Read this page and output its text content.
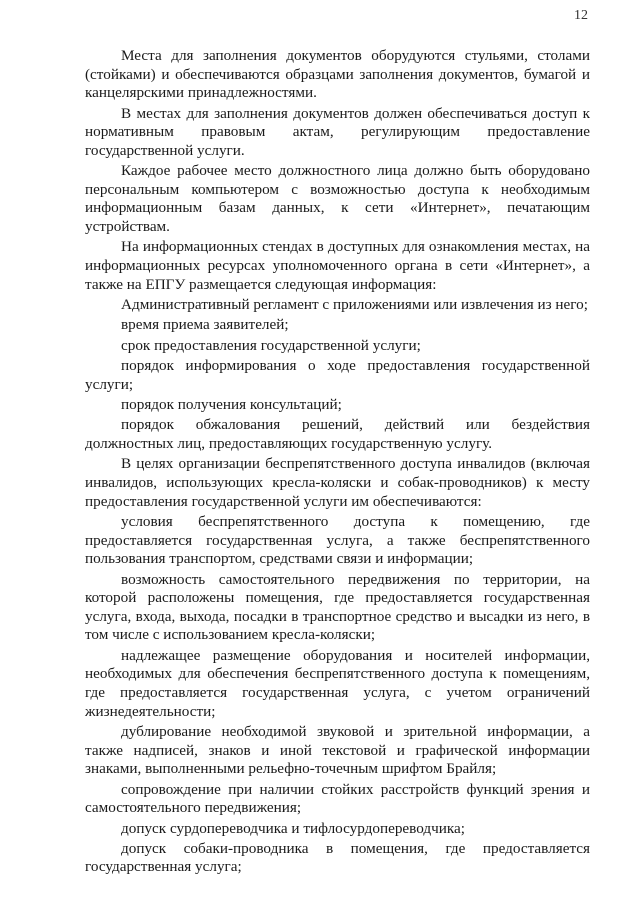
12

Места для заполнения документов оборудуются стульями, столами (стойками) и обеспечиваются образцами заполнения документов, бумагой и канцелярскими принадлежностями.

В местах для заполнения документов должен обеспечиваться доступ к нормативным правовым актам, регулирующим предоставление государственной услуги.

Каждое рабочее место должностного лица должно быть оборудовано персональным компьютером с возможностью доступа к необходимым информационным базам данных, к сети «Интернет», печатающим устройствам.

На информационных стендах в доступных для ознакомления местах, на информационных ресурсах уполномоченного органа в сети «Интернет», а также на ЕПГУ размещается следующая информация:

Административный регламент с приложениями или извлечения из него;

время приема заявителей;

срок предоставления государственной услуги;

порядок информирования о ходе предоставления государственной услуги;

порядок получения консультаций;

порядок обжалования решений, действий или бездействия должностных лиц, предоставляющих государственную услугу.

В целях организации беспрепятственного доступа инвалидов (включая инвалидов, использующих кресла-коляски и собак-проводников) к месту предоставления государственной услуги им обеспечиваются:

условия беспрепятственного доступа к помещению, где предоставляется государственная услуга, а также беспрепятственного пользования транспортом, средствами связи и информации;

возможность самостоятельного передвижения по территории, на которой расположены помещения, где предоставляется государственная услуга, входа, выхода, посадки в транспортное средство и высадки из него, в том числе с использованием кресла-коляски;

надлежащее размещение оборудования и носителей информации, необходимых для обеспечения беспрепятственного доступа к помещениям, где предоставляется государственная услуга, с учетом ограничений жизнедеятельности;

дублирование необходимой звуковой и зрительной информации, а также надписей, знаков и иной текстовой и графической информации знаками, выполненными рельефно-точечным шрифтом Брайля;

сопровождение при наличии стойких расстройств функций зрения и самостоятельного передвижения;

допуск сурдопереводчика и тифлосурдопереводчика;

допуск собаки-проводника в помещения, где предоставляется государственная услуга;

- INSTRUCTION:
Each entry above should be reproduced exactly, with the pictures removed.

- SOLUTION:
Read this page and output its text content.
12

Места для заполнения документов оборудуются стульями, столами (стойками) и обеспечиваются образцами заполнения документов, бумагой и канцелярскими принадлежностями.

В местах для заполнения документов должен обеспечиваться доступ к нормативным правовым актам, регулирующим предоставление государственной услуги.

Каждое рабочее место должностного лица должно быть оборудовано персональным компьютером с возможностью доступа к необходимым информационным базам данных, к сети «Интернет», печатающим устройствам.

На информационных стендах в доступных для ознакомления местах, на информационных ресурсах уполномоченного органа в сети «Интернет», а также на ЕПГУ размещается следующая информация:

Административный регламент с приложениями или извлечения из него;

время приема заявителей;

срок предоставления государственной услуги;

порядок информирования о ходе предоставления государственной услуги;

порядок получения консультаций;

порядок обжалования решений, действий или бездействия должностных лиц, предоставляющих государственную услугу.

В целях организации беспрепятственного доступа инвалидов (включая инвалидов, использующих кресла-коляски и собак-проводников) к месту предоставления государственной услуги им обеспечиваются:

условия беспрепятственного доступа к помещению, где предоставляется государственная услуга, а также беспрепятственного пользования транспортом, средствами связи и информации;

возможность самостоятельного передвижения по территории, на которой расположены помещения, где предоставляется государственная услуга, входа, выхода, посадки в транспортное средство и высадки из него, в том числе с использованием кресла-коляски;

надлежащее размещение оборудования и носителей информации, необходимых для обеспечения беспрепятственного доступа к помещениям, где предоставляется государственная услуга, с учетом ограничений жизнедеятельности;

дублирование необходимой звуковой и зрительной информации, а также надписей, знаков и иной текстовой и графической информации знаками, выполненными рельефно-точечным шрифтом Брайля;

сопровождение при наличии стойких расстройств функций зрения и самостоятельного передвижения;

допуск сурдопереводчика и тифлосурдопереводчика;

допуск собаки-проводника в помещения, где предоставляется государственная услуга;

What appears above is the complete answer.